▸ **Material supplied**
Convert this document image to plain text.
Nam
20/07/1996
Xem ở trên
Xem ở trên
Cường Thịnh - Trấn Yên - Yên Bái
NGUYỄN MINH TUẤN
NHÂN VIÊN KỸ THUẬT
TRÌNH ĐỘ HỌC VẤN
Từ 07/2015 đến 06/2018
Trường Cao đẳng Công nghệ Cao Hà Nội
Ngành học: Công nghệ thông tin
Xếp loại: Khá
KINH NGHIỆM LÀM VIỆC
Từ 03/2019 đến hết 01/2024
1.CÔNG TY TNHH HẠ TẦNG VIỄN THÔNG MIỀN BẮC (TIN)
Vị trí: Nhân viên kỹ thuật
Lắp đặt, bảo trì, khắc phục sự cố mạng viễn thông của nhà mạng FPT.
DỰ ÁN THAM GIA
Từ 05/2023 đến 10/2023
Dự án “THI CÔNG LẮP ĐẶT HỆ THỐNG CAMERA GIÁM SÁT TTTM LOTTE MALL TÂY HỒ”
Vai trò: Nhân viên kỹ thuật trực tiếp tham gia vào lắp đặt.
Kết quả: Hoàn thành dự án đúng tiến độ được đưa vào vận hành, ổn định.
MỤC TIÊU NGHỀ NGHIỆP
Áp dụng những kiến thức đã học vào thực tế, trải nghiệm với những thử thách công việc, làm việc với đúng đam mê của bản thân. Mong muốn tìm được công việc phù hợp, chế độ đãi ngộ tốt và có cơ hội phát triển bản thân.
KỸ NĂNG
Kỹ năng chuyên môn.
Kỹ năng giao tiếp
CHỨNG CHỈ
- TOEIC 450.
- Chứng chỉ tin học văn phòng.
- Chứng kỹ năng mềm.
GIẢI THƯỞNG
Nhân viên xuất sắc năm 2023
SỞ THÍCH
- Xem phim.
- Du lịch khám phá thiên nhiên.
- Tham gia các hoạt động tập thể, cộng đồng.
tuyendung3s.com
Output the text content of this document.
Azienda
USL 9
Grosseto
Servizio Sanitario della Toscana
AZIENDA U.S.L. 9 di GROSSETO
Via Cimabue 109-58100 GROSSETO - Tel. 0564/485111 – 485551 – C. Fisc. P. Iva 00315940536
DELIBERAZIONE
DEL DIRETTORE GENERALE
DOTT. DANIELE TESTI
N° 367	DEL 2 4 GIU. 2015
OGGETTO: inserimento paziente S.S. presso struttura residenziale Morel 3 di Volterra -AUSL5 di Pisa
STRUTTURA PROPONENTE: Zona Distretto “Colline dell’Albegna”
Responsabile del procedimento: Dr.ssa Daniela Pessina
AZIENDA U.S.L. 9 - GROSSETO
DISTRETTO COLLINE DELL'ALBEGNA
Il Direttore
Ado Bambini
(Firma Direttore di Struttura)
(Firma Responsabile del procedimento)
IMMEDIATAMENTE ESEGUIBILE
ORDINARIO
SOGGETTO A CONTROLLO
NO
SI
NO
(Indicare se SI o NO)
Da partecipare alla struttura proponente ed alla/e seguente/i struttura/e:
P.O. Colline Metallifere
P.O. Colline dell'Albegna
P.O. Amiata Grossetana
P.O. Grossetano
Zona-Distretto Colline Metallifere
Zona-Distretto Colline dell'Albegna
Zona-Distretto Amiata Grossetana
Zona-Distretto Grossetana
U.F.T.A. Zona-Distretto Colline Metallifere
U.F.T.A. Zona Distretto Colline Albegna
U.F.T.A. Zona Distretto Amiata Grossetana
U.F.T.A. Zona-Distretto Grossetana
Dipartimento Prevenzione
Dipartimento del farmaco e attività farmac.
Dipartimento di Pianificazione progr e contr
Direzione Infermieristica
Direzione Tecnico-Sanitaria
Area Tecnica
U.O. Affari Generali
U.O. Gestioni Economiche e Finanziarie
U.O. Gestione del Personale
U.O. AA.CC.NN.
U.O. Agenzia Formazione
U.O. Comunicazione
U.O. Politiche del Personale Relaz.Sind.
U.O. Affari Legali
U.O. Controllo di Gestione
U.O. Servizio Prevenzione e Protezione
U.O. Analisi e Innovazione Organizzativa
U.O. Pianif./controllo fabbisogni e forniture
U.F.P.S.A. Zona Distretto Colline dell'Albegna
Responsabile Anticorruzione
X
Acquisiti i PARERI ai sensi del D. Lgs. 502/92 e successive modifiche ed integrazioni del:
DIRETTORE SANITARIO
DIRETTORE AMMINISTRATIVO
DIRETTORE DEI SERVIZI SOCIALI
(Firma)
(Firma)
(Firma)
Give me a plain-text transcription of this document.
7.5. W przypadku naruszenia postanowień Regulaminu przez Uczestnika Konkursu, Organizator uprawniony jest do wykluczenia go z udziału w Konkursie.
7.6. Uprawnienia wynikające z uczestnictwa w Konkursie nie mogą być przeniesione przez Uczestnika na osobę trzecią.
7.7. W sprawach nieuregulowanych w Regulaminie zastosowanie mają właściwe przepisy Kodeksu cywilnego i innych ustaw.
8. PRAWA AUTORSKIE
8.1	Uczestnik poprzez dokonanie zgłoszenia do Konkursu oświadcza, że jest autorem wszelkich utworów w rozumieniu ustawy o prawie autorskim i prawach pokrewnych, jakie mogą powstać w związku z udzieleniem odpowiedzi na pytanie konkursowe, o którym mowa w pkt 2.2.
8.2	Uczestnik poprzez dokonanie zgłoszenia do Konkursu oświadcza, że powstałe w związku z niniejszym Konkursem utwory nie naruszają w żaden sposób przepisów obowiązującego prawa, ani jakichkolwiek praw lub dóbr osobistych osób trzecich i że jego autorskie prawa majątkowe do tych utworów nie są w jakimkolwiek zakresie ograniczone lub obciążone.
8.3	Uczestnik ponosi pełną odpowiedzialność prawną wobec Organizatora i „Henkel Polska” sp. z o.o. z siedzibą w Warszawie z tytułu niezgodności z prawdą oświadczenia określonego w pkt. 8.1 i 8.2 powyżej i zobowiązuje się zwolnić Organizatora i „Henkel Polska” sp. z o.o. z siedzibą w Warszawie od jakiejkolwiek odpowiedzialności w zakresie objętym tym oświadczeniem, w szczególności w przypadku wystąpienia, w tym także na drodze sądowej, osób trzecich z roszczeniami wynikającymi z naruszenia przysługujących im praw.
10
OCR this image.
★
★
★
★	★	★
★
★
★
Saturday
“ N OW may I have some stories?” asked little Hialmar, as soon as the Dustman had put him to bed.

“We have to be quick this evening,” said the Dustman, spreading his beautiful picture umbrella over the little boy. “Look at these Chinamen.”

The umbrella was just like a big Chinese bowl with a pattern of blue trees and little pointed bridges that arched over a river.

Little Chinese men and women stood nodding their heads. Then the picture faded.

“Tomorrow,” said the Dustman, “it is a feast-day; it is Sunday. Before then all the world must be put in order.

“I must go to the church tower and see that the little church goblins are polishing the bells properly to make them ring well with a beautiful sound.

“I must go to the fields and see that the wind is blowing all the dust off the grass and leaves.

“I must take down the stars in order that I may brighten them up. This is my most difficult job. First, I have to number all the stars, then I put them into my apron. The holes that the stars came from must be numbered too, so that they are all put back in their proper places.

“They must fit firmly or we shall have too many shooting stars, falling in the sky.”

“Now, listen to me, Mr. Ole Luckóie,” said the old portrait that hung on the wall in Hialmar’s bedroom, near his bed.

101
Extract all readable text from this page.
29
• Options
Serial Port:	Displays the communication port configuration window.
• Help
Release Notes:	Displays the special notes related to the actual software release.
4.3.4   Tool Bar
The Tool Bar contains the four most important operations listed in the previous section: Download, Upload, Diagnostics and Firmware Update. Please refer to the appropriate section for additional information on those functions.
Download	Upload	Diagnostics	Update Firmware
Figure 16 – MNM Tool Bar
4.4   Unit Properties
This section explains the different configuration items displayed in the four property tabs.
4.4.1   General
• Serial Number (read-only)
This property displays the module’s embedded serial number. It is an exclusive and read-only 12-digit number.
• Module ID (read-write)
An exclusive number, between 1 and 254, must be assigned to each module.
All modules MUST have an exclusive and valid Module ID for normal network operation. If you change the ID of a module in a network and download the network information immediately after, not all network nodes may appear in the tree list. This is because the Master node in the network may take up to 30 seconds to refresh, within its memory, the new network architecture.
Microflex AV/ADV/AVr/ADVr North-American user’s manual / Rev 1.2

▸ **Work required**
Find the lines above that include the string "Personale" and copy them.

▸ **Answer in full**
U.O. Gestione del Personale
U.O. Politiche del Personale Relaz.Sind.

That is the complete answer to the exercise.